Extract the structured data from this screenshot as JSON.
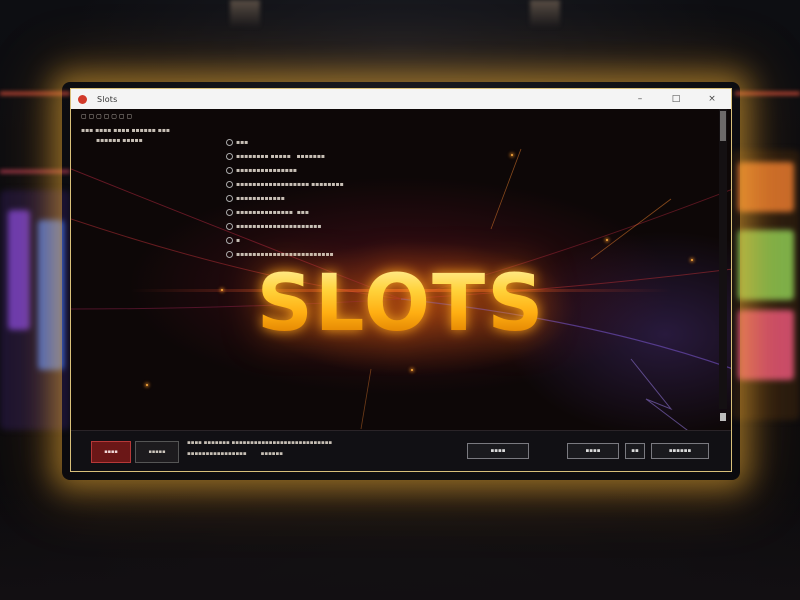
{
  "window": {
    "title": "Slots",
    "controls": {
      "minimize": "–",
      "maximize": "□",
      "close": "×"
    }
  },
  "content": {
    "headline": "SLOTS"
  },
  "colors": {
    "accent_gold": "#ffd23a",
    "glow_orange": "#ff8a1a",
    "titlebar_bg": "#f4f4f4",
    "content_bg": "#0d0707"
  },
  "icons": {
    "app": "app-icon",
    "minimize": "minimize-icon",
    "maximize": "maximize-icon",
    "close": "close-icon"
  }
}
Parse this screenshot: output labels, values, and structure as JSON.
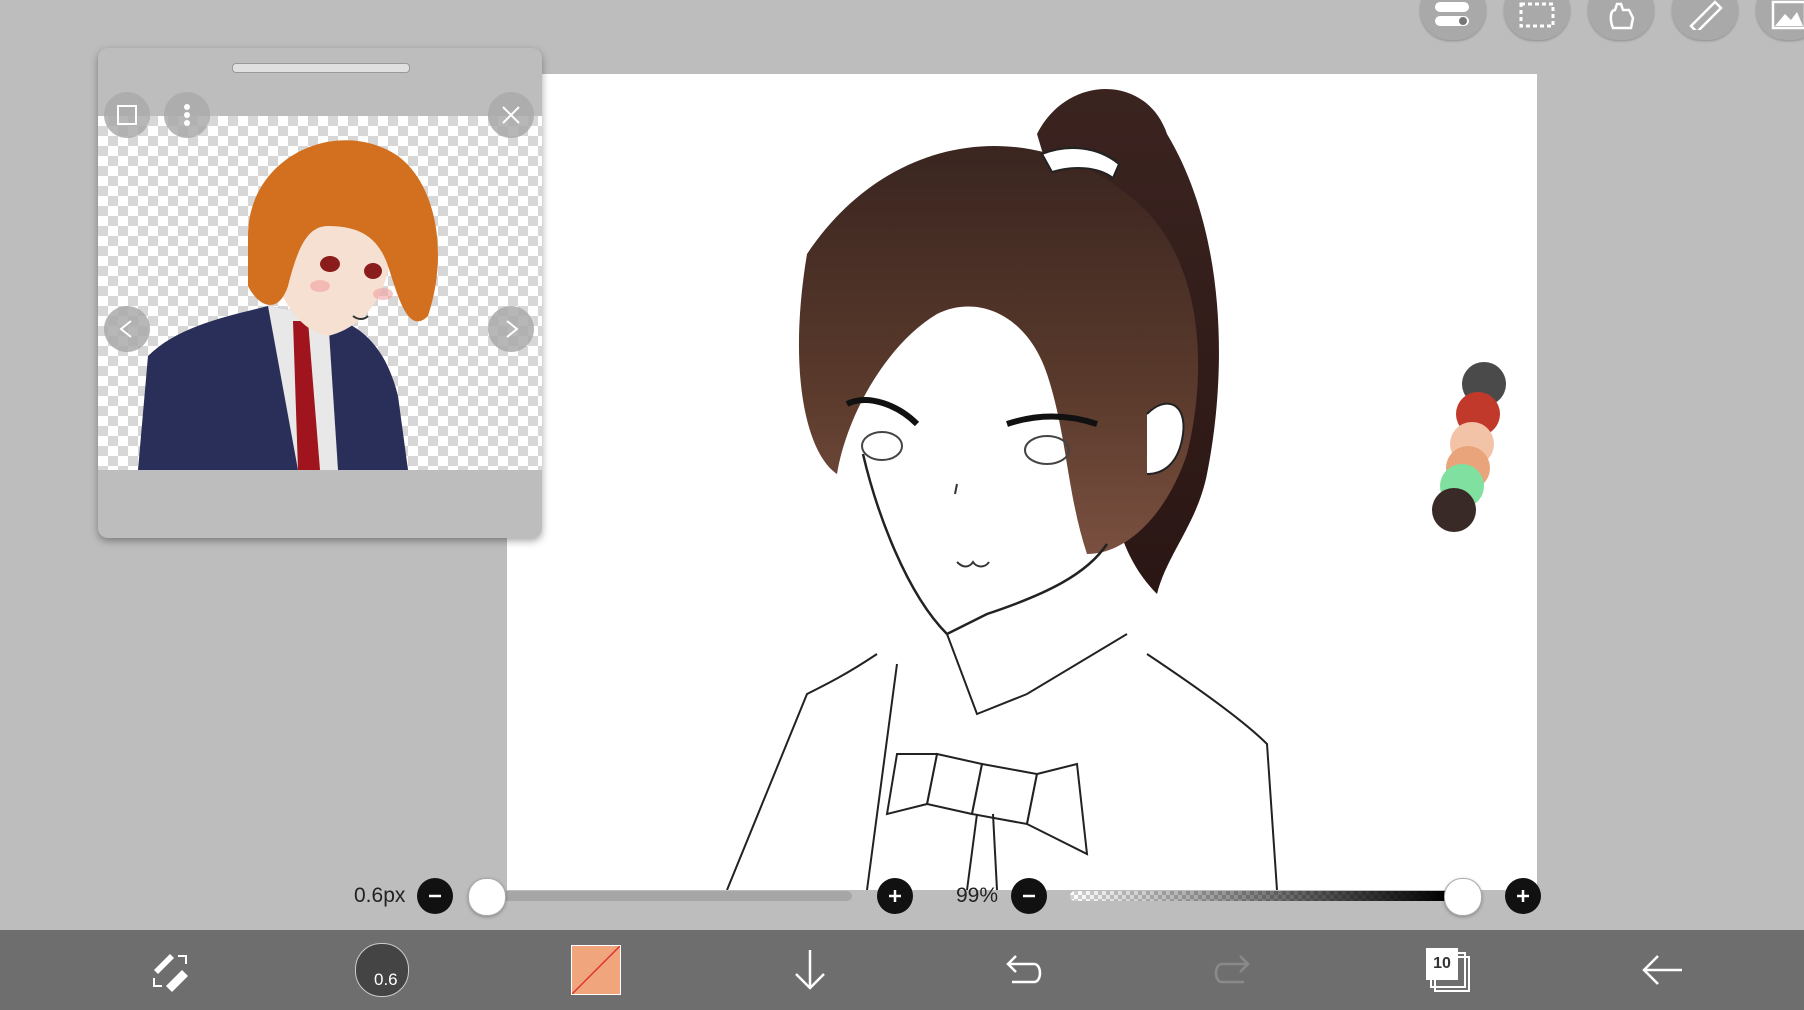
{
  "top_toolbar": {
    "buttons": [
      "toggle-icon",
      "selection-icon",
      "hand-icon",
      "ruler-icon",
      "image-icon"
    ]
  },
  "reference_window": {
    "buttons": [
      "layer-icon",
      "more-icon",
      "close-icon",
      "prev-icon",
      "next-icon"
    ]
  },
  "brush_size": {
    "label": "0.6px",
    "value_fraction": 0.0
  },
  "opacity": {
    "label": "99%",
    "value_fraction": 0.99
  },
  "bottom_bar": {
    "brush_size_badge": "0.6",
    "layers_count": "10",
    "current_color": "#f0a57c"
  },
  "palette_colors": [
    "#4a4a4a",
    "#c0392b",
    "#f3c3a8",
    "#e9a47b",
    "#7fe0a0",
    "#3a2a27"
  ],
  "colors": {
    "background": "#bdbdbd",
    "bar": "#6e6e6e",
    "hair": "#4a2c22"
  }
}
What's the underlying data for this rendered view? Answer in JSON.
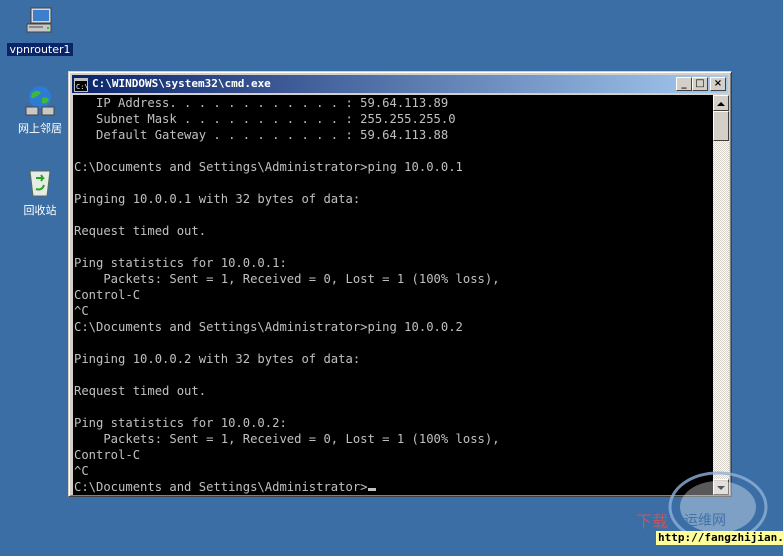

+ + + +

**JOB:**
Every line of the records that includes the word "data" should be gathered.

**EXERCISE ANSWER:**
Extract the structured data from this screenshot as JSON.
What's the underlying data for this rendered view? Answer in JSON.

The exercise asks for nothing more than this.